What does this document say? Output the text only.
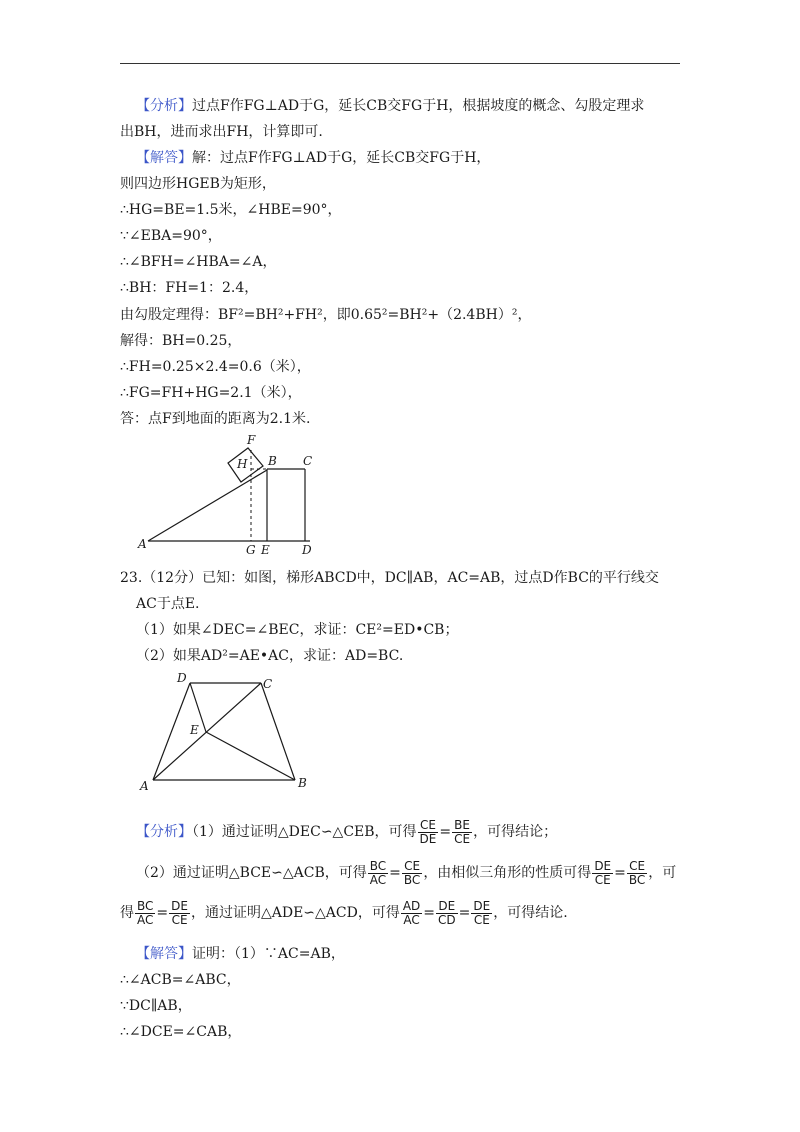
【分析】过点F作FG⊥AD于G，延长CB交FG于H，根据坡度的概念、勾股定理求
出BH，进而求出FH，计算即可.
【解答】解：过点F作FG⊥AD于G，延长CB交FG于H，
则四边形HGEB为矩形，
∴HG=BE=1.5米，∠HBE=90°，
∵∠EBA=90°，
∴∠BFH=∠HBA=∠A，
∴BH：FH=1：2.4，
由勾股定理得：BF²=BH²+FH²，即0.65²=BH²+（2.4BH）²，
解得：BH=0.25，
∴FH=0.25×2.4=0.6（米），
∴FG=FH+HG=2.1（米），
答：点F到地面的距离为2.1米.
F
H B C
A	G E	D
23.（12分）已知：如图，梯形ABCD中，DC∥AB，AC=AB，过点D作BC的平行线交
AC于点E.
（1）如果∠DEC=∠BEC，求证：CE²=ED•CB；
（2）如果AD²=AE•AC，求证：AD=BC.
D	C
E
A	B
【分析】（1）通过证明△DEC∽△CEB，可得 $\frac{CE}{DE} = \frac{BE}{CE}$ ，可得结论；
（2）通过证明△BCE∽△ACB，可得 $\frac{BC}{AC} = \frac{CE}{BC}$ ，由相似三角形的性质可得 $\frac{DE}{CE} = \frac{CE}{BC}$ ，可
得 $\frac{BC}{AC} = \frac{DE}{CE}$ ，通过证明△ADE∽△ACD，可得 $\frac{AD}{AC} = \frac{DE}{CD} = \frac{DE}{CE}$ ，可得结论.
【解答】证明：（1）∵AC=AB，
∴∠ACB=∠ABC，
∵DC∥AB，
∴∠DCE=∠CAB，
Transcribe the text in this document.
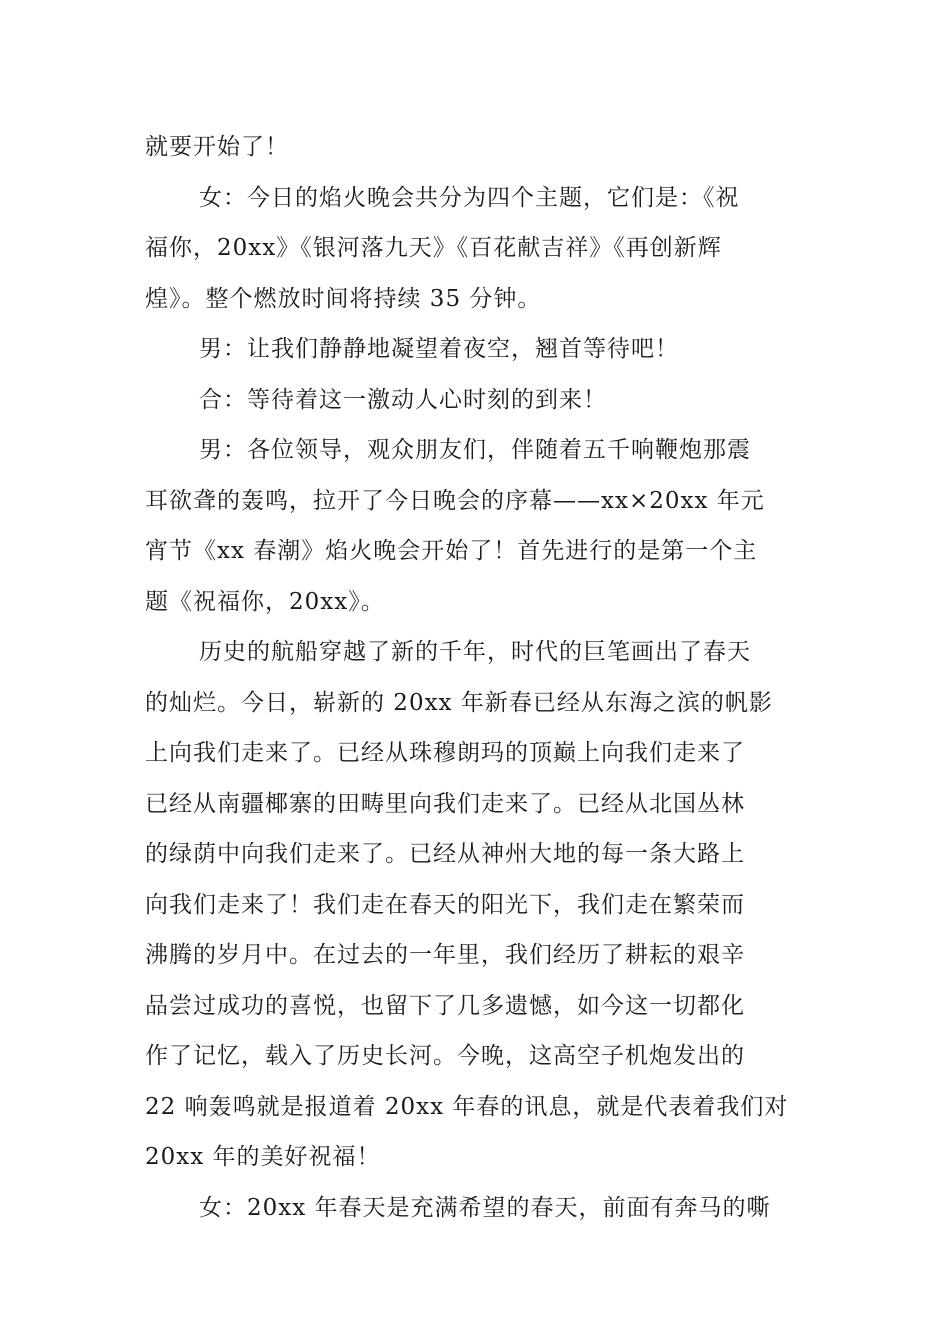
就要开始了！
女：今日的焰火晚会共分为四个主题，它们是：《祝
福你，20xx》《银河落九天》《百花献吉祥》《再创新辉
煌》。整个燃放时间将持续 35 分钟。
男：让我们静静地凝望着夜空，翘首等待吧！
合：等待着这一激动人心时刻的到来！
男：各位领导，观众朋友们，伴随着五千响鞭炮那震
耳欲聋的轰鸣，拉开了今日晚会的序幕——xx×20xx 年元
宵节《xx 春潮》焰火晚会开始了！首先进行的是第一个主
题《祝福你，20xx》。
历史的航船穿越了新的千年，时代的巨笔画出了春天
的灿烂。今日，崭新的 20xx 年新春已经从东海之滨的帆影
上向我们走来了。已经从珠穆朗玛的顶巅上向我们走来了
已经从南疆椰寨的田畴里向我们走来了。已经从北国丛林
的绿荫中向我们走来了。已经从神州大地的每一条大路上
向我们走来了！我们走在春天的阳光下，我们走在繁荣而
沸腾的岁月中。在过去的一年里，我们经历了耕耘的艰辛
品尝过成功的喜悦，也留下了几多遗憾，如今这一切都化
作了记忆，载入了历史长河。今晚，这高空子机炮发出的
22 响轰鸣就是报道着 20xx 年春的讯息，就是代表着我们对
20xx 年的美好祝福！
女：20xx 年春天是充满希望的春天，前面有奔马的嘶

---

-- WHAT NEEDS TO BE DONE --
Images in the records should not be copied. Repeat all the rest exactly.

-- REPLY TO THE EXERCISE --
What does this document say? Output the text only.
【分析】过点F作FG⊥AD于G，延长CB交FG于H，根据坡度的概念、勾股定理求
出BH，进而求出FH，计算即可.
【解答】解：过点F作FG⊥AD于G，延长CB交FG于H，
则四边形HGEB为矩形，
∴HG=BE=1.5米，∠HBE=90°，
∵∠EBA=90°，
∴∠BFH=∠HBA=∠A，
∴BH：FH=1：2.4，
由勾股定理得：BF²=BH²+FH²，即0.65²=BH²+（2.4BH）²，
解得：BH=0.25，
∴FH=0.25×2.4=0.6（米），
∴FG=FH+HG=2.1（米），
答：点F到地面的距离为2.1米.
F
H B C
A	G E	D
23.（12分）已知：如图，梯形ABCD中，DC∥AB，AC=AB，过点D作BC的平行线交
AC于点E.
（1）如果∠DEC=∠BEC，求证：CE²=ED•CB；
（2）如果AD²=AE•AC，求证：AD=BC.
D	C
E
A	B
【分析】（1）通过证明△DEC∽△CEB，可得 $\frac{CE}{DE} = \frac{BE}{CE}$ ，可得结论；
（2）通过证明△BCE∽△ACB，可得 $\frac{BC}{AC} = \frac{CE}{BC}$ ，由相似三角形的性质可得 $\frac{DE}{CE} = \frac{CE}{BC}$ ，可
得 $\frac{BC}{AC} = \frac{DE}{CE}$ ，通过证明△ADE∽△ACD，可得 $\frac{AD}{AC} = \frac{DE}{CD} = \frac{DE}{CE}$ ，可得结论.
【解答】证明：（1）∵AC=AB，
∴∠ACB=∠ABC，
∵DC∥AB，
∴∠DCE=∠CAB，
Transcribe the text in this document.
就要开始了！
女：今日的焰火晚会共分为四个主题，它们是：《祝
福你，20xx》《银河落九天》《百花献吉祥》《再创新辉
煌》。整个燃放时间将持续 35 分钟。
男：让我们静静地凝望着夜空，翘首等待吧！
合：等待着这一激动人心时刻的到来！
男：各位领导，观众朋友们，伴随着五千响鞭炮那震
耳欲聋的轰鸣，拉开了今日晚会的序幕——xx×20xx 年元
宵节《xx 春潮》焰火晚会开始了！首先进行的是第一个主
题《祝福你，20xx》。
历史的航船穿越了新的千年，时代的巨笔画出了春天
的灿烂。今日，崭新的 20xx 年新春已经从东海之滨的帆影
上向我们走来了。已经从珠穆朗玛的顶巅上向我们走来了
已经从南疆椰寨的田畴里向我们走来了。已经从北国丛林
的绿荫中向我们走来了。已经从神州大地的每一条大路上
向我们走来了！我们走在春天的阳光下，我们走在繁荣而
沸腾的岁月中。在过去的一年里，我们经历了耕耘的艰辛
品尝过成功的喜悦，也留下了几多遗憾，如今这一切都化
作了记忆，载入了历史长河。今晚，这高空子机炮发出的
22 响轰鸣就是报道着 20xx 年春的讯息，就是代表着我们对
20xx 年的美好祝福！
女：20xx 年春天是充满希望的春天，前面有奔马的嘶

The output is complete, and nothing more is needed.